** Stated exercise **
Reproduce all entries word for word.

** Task input **
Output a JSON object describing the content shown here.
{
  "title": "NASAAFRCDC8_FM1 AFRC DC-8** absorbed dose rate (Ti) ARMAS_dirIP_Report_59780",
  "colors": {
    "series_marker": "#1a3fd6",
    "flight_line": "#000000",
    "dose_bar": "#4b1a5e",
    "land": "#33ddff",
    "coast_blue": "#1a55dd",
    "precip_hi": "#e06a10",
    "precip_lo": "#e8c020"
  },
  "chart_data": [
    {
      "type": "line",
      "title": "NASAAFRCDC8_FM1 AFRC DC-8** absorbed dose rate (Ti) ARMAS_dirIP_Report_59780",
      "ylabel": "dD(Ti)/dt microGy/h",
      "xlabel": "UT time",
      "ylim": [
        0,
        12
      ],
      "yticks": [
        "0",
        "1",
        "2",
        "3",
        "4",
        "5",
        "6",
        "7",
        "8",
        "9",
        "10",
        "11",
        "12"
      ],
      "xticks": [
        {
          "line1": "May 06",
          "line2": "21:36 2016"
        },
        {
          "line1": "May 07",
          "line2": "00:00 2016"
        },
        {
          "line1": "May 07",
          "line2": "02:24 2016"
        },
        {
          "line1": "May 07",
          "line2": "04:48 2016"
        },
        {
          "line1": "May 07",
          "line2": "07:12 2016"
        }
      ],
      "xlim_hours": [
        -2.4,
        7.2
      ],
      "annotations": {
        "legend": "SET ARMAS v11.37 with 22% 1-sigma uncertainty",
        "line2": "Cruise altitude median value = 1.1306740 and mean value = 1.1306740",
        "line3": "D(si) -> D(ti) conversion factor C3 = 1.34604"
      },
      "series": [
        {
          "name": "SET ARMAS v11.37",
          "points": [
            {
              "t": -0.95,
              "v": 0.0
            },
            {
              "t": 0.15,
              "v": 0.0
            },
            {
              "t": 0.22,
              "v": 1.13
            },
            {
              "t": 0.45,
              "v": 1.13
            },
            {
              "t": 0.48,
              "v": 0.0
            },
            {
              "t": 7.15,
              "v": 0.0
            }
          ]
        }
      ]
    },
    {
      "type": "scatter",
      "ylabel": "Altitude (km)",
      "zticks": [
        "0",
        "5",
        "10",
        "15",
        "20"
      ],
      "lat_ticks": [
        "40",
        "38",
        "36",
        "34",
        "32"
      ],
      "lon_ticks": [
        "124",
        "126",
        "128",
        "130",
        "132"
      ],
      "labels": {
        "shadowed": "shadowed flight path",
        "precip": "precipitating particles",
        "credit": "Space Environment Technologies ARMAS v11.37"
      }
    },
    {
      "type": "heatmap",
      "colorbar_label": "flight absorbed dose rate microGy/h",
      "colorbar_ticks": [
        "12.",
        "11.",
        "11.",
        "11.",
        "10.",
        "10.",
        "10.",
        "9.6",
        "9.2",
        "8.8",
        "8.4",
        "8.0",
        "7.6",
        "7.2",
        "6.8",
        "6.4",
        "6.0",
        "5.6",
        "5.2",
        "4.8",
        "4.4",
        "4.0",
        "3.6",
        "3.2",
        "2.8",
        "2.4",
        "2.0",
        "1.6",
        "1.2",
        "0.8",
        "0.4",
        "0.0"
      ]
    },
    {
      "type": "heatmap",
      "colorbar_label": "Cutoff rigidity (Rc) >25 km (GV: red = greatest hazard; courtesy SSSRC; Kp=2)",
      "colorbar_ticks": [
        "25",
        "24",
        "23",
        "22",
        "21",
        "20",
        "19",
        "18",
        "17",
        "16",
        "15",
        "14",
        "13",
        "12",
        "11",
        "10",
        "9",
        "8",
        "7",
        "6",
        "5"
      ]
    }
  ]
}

** The solution **
Output a JSON object describing the content shown here.
{
  "title": "NASAAFRCDC8_FM1 AFRC DC-8** absorbed dose rate (Ti) ARMAS_dirIP_Report_59780",
  "colors": {
    "series_marker": "#1a3fd6",
    "flight_line": "#000000",
    "dose_bar": "#4b1a5e",
    "land": "#33ddff",
    "coast_blue": "#1a55dd",
    "precip_hi": "#e06a10",
    "precip_lo": "#e8c020"
  },
  "chart_data": [
    {
      "type": "line",
      "title": "NASAAFRCDC8_FM1 AFRC DC-8** absorbed dose rate (Ti) ARMAS_dirIP_Report_59780",
      "ylabel": "dD(Ti)/dt microGy/h",
      "xlabel": "UT time",
      "ylim": [
        0,
        12
      ],
      "yticks": [
        "0",
        "1",
        "2",
        "3",
        "4",
        "5",
        "6",
        "7",
        "8",
        "9",
        "10",
        "11",
        "12"
      ],
      "xticks": [
        {
          "line1": "May 06",
          "line2": "21:36 2016"
        },
        {
          "line1": "May 07",
          "line2": "00:00 2016"
        },
        {
          "line1": "May 07",
          "line2": "02:24 2016"
        },
        {
          "line1": "May 07",
          "line2": "04:48 2016"
        },
        {
          "line1": "May 07",
          "line2": "07:12 2016"
        }
      ],
      "xlim_hours": [
        -2.4,
        7.2
      ],
      "annotations": {
        "legend": "SET ARMAS v11.37 with 22% 1-sigma uncertainty",
        "line2": "Cruise altitude median value = 1.1306740 and mean value = 1.1306740",
        "line3": "D(si) -> D(ti) conversion factor C3 = 1.34604"
      },
      "series": [
        {
          "name": "SET ARMAS v11.37",
          "points": [
            {
              "t": -0.95,
              "v": 0.0
            },
            {
              "t": 0.15,
              "v": 0.0
            },
            {
              "t": 0.22,
              "v": 1.13
            },
            {
              "t": 0.45,
              "v": 1.13
            },
            {
              "t": 0.48,
              "v": 0.0
            },
            {
              "t": 7.15,
              "v": 0.0
            }
          ]
        }
      ]
    },
    {
      "type": "scatter",
      "ylabel": "Altitude (km)",
      "zticks": [
        "0",
        "5",
        "10",
        "15",
        "20"
      ],
      "lat_ticks": [
        "40",
        "38",
        "36",
        "34",
        "32"
      ],
      "lon_ticks": [
        "124",
        "126",
        "128",
        "130",
        "132"
      ],
      "labels": {
        "shadowed": "shadowed flight path",
        "precip": "precipitating particles",
        "credit": "Space Environment Technologies ARMAS v11.37"
      }
    },
    {
      "type": "heatmap",
      "colorbar_label": "flight absorbed dose rate microGy/h",
      "colorbar_ticks": [
        "12.",
        "11.",
        "11.",
        "11.",
        "10.",
        "10.",
        "10.",
        "9.6",
        "9.2",
        "8.8",
        "8.4",
        "8.0",
        "7.6",
        "7.2",
        "6.8",
        "6.4",
        "6.0",
        "5.6",
        "5.2",
        "4.8",
        "4.4",
        "4.0",
        "3.6",
        "3.2",
        "2.8",
        "2.4",
        "2.0",
        "1.6",
        "1.2",
        "0.8",
        "0.4",
        "0.0"
      ]
    },
    {
      "type": "heatmap",
      "colorbar_label": "Cutoff rigidity (Rc) >25 km (GV: red = greatest hazard; courtesy SSSRC; Kp=2)",
      "colorbar_ticks": [
        "25",
        "24",
        "23",
        "22",
        "21",
        "20",
        "19",
        "18",
        "17",
        "16",
        "15",
        "14",
        "13",
        "12",
        "11",
        "10",
        "9",
        "8",
        "7",
        "6",
        "5"
      ]
    }
  ]
}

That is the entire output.